▶ [EXERCISE]:
Return the full material exactly.

*** AVAILABLE RECORDS

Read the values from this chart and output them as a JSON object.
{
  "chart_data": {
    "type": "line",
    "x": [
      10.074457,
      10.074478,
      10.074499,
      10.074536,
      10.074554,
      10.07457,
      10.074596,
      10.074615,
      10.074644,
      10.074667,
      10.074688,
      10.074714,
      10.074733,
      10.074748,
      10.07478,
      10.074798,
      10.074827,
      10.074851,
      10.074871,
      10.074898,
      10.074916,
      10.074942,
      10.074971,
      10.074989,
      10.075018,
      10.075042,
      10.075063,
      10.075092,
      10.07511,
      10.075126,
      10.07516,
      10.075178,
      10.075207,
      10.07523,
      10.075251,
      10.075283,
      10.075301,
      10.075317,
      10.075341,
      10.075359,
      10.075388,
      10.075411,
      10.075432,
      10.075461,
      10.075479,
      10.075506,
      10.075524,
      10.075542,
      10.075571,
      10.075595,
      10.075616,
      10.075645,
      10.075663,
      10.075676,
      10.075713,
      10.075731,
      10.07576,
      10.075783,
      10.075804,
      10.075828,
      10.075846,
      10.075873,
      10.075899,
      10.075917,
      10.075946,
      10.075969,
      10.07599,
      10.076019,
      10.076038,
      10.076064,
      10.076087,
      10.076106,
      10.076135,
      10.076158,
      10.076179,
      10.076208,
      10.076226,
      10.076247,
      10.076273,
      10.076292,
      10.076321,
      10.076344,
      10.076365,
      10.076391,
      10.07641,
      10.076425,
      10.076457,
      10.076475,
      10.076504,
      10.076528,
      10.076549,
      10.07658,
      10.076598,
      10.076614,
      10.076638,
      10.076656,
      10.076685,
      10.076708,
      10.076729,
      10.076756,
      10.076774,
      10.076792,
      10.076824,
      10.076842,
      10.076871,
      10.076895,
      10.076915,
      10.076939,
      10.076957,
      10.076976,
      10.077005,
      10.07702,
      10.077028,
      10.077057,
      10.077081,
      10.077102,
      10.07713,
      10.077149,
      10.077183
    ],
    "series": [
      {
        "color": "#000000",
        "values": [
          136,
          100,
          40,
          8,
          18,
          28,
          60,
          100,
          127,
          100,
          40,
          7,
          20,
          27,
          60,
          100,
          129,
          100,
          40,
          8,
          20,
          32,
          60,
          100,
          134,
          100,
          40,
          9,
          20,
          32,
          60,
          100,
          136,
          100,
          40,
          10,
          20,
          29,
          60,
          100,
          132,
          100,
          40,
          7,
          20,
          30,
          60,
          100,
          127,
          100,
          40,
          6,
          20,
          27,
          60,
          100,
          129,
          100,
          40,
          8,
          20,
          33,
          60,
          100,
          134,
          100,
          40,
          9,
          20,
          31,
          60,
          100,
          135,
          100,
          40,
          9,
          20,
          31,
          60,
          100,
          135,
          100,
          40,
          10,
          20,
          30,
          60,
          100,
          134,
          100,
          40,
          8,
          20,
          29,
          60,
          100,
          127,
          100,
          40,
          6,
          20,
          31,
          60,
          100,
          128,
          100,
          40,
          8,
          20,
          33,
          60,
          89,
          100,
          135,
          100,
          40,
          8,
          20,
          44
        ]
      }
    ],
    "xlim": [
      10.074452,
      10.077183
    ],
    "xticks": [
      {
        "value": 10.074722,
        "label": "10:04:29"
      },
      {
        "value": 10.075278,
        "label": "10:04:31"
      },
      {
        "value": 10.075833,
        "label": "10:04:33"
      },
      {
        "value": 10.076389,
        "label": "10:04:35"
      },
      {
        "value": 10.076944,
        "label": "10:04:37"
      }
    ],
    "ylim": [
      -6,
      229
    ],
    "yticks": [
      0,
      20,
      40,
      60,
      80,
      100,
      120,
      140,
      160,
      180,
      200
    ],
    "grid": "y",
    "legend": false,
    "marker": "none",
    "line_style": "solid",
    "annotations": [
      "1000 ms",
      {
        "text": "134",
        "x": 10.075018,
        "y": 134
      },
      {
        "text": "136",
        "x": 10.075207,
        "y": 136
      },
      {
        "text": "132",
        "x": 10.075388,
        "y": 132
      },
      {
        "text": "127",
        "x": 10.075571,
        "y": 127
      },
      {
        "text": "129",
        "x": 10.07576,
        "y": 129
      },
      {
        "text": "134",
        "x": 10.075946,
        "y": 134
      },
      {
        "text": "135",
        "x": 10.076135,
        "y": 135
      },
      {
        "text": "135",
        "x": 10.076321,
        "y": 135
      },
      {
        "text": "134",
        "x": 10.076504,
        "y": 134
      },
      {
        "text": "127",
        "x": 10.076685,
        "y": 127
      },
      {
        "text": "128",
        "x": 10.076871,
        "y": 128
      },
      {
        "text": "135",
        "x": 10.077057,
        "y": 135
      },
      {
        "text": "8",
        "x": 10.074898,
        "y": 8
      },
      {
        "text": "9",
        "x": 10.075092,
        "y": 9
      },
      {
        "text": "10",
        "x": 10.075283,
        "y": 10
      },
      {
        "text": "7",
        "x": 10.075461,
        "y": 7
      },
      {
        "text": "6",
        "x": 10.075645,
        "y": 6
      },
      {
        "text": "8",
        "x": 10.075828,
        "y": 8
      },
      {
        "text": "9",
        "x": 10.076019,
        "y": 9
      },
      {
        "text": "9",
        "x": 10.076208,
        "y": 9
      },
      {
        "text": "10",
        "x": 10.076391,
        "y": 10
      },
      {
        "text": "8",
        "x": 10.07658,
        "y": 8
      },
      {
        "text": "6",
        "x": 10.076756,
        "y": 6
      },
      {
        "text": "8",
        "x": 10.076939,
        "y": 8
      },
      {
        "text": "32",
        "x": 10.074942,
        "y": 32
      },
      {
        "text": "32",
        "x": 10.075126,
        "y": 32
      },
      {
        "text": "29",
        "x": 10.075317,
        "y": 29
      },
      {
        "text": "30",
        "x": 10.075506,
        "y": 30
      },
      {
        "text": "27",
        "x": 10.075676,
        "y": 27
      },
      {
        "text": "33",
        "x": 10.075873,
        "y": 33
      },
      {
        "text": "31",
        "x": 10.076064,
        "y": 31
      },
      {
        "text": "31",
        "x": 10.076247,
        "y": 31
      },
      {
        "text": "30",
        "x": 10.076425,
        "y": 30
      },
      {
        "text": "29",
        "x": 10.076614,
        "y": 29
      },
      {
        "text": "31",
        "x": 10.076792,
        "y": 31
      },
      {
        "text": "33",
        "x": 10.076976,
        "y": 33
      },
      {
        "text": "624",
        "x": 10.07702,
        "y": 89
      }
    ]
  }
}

******

▶ [OUTPUT FOR THIS EXERCISE]:
Read the values from this chart and output them as a JSON object.
{
  "chart_data": {
    "type": "line",
    "x": [
      10.074457,
      10.074478,
      10.074499,
      10.074536,
      10.074554,
      10.07457,
      10.074596,
      10.074615,
      10.074644,
      10.074667,
      10.074688,
      10.074714,
      10.074733,
      10.074748,
      10.07478,
      10.074798,
      10.074827,
      10.074851,
      10.074871,
      10.074898,
      10.074916,
      10.074942,
      10.074971,
      10.074989,
      10.075018,
      10.075042,
      10.075063,
      10.075092,
      10.07511,
      10.075126,
      10.07516,
      10.075178,
      10.075207,
      10.07523,
      10.075251,
      10.075283,
      10.075301,
      10.075317,
      10.075341,
      10.075359,
      10.075388,
      10.075411,
      10.075432,
      10.075461,
      10.075479,
      10.075506,
      10.075524,
      10.075542,
      10.075571,
      10.075595,
      10.075616,
      10.075645,
      10.075663,
      10.075676,
      10.075713,
      10.075731,
      10.07576,
      10.075783,
      10.075804,
      10.075828,
      10.075846,
      10.075873,
      10.075899,
      10.075917,
      10.075946,
      10.075969,
      10.07599,
      10.076019,
      10.076038,
      10.076064,
      10.076087,
      10.076106,
      10.076135,
      10.076158,
      10.076179,
      10.076208,
      10.076226,
      10.076247,
      10.076273,
      10.076292,
      10.076321,
      10.076344,
      10.076365,
      10.076391,
      10.07641,
      10.076425,
      10.076457,
      10.076475,
      10.076504,
      10.076528,
      10.076549,
      10.07658,
      10.076598,
      10.076614,
      10.076638,
      10.076656,
      10.076685,
      10.076708,
      10.076729,
      10.076756,
      10.076774,
      10.076792,
      10.076824,
      10.076842,
      10.076871,
      10.076895,
      10.076915,
      10.076939,
      10.076957,
      10.076976,
      10.077005,
      10.07702,
      10.077028,
      10.077057,
      10.077081,
      10.077102,
      10.07713,
      10.077149,
      10.077183
    ],
    "series": [
      {
        "color": "#000000",
        "values": [
          136,
          100,
          40,
          8,
          18,
          28,
          60,
          100,
          127,
          100,
          40,
          7,
          20,
          27,
          60,
          100,
          129,
          100,
          40,
          8,
          20,
          32,
          60,
          100,
          134,
          100,
          40,
          9,
          20,
          32,
          60,
          100,
          136,
          100,
          40,
          10,
          20,
          29,
          60,
          100,
          132,
          100,
          40,
          7,
          20,
          30,
          60,
          100,
          127,
          100,
          40,
          6,
          20,
          27,
          60,
          100,
          129,
          100,
          40,
          8,
          20,
          33,
          60,
          100,
          134,
          100,
          40,
          9,
          20,
          31,
          60,
          100,
          135,
          100,
          40,
          9,
          20,
          31,
          60,
          100,
          135,
          100,
          40,
          10,
          20,
          30,
          60,
          100,
          134,
          100,
          40,
          8,
          20,
          29,
          60,
          100,
          127,
          100,
          40,
          6,
          20,
          31,
          60,
          100,
          128,
          100,
          40,
          8,
          20,
          33,
          60,
          89,
          100,
          135,
          100,
          40,
          8,
          20,
          44
        ]
      }
    ],
    "xlim": [
      10.074452,
      10.077183
    ],
    "xticks": [
      {
        "value": 10.074722,
        "label": "10:04:29"
      },
      {
        "value": 10.075278,
        "label": "10:04:31"
      },
      {
        "value": 10.075833,
        "label": "10:04:33"
      },
      {
        "value": 10.076389,
        "label": "10:04:35"
      },
      {
        "value": 10.076944,
        "label": "10:04:37"
      }
    ],
    "ylim": [
      -6,
      229
    ],
    "yticks": [
      0,
      20,
      40,
      60,
      80,
      100,
      120,
      140,
      160,
      180,
      200
    ],
    "grid": "y",
    "legend": false,
    "marker": "none",
    "line_style": "solid",
    "annotations": [
      "1000 ms",
      {
        "text": "134",
        "x": 10.075018,
        "y": 134
      },
      {
        "text": "136",
        "x": 10.075207,
        "y": 136
      },
      {
        "text": "132",
        "x": 10.075388,
        "y": 132
      },
      {
        "text": "127",
        "x": 10.075571,
        "y": 127
      },
      {
        "text": "129",
        "x": 10.07576,
        "y": 129
      },
      {
        "text": "134",
        "x": 10.075946,
        "y": 134
      },
      {
        "text": "135",
        "x": 10.076135,
        "y": 135
      },
      {
        "text": "135",
        "x": 10.076321,
        "y": 135
      },
      {
        "text": "134",
        "x": 10.076504,
        "y": 134
      },
      {
        "text": "127",
        "x": 10.076685,
        "y": 127
      },
      {
        "text": "128",
        "x": 10.076871,
        "y": 128
      },
      {
        "text": "135",
        "x": 10.077057,
        "y": 135
      },
      {
        "text": "8",
        "x": 10.074898,
        "y": 8
      },
      {
        "text": "9",
        "x": 10.075092,
        "y": 9
      },
      {
        "text": "10",
        "x": 10.075283,
        "y": 10
      },
      {
        "text": "7",
        "x": 10.075461,
        "y": 7
      },
      {
        "text": "6",
        "x": 10.075645,
        "y": 6
      },
      {
        "text": "8",
        "x": 10.075828,
        "y": 8
      },
      {
        "text": "9",
        "x": 10.076019,
        "y": 9
      },
      {
        "text": "9",
        "x": 10.076208,
        "y": 9
      },
      {
        "text": "10",
        "x": 10.076391,
        "y": 10
      },
      {
        "text": "8",
        "x": 10.07658,
        "y": 8
      },
      {
        "text": "6",
        "x": 10.076756,
        "y": 6
      },
      {
        "text": "8",
        "x": 10.076939,
        "y": 8
      },
      {
        "text": "32",
        "x": 10.074942,
        "y": 32
      },
      {
        "text": "32",
        "x": 10.075126,
        "y": 32
      },
      {
        "text": "29",
        "x": 10.075317,
        "y": 29
      },
      {
        "text": "30",
        "x": 10.075506,
        "y": 30
      },
      {
        "text": "27",
        "x": 10.075676,
        "y": 27
      },
      {
        "text": "33",
        "x": 10.075873,
        "y": 33
      },
      {
        "text": "31",
        "x": 10.076064,
        "y": 31
      },
      {
        "text": "31",
        "x": 10.076247,
        "y": 31
      },
      {
        "text": "30",
        "x": 10.076425,
        "y": 30
      },
      {
        "text": "29",
        "x": 10.076614,
        "y": 29
      },
      {
        "text": "31",
        "x": 10.076792,
        "y": 31
      },
      {
        "text": "33",
        "x": 10.076976,
        "y": 33
      },
      {
        "text": "624",
        "x": 10.07702,
        "y": 89
      }
    ]
  }
}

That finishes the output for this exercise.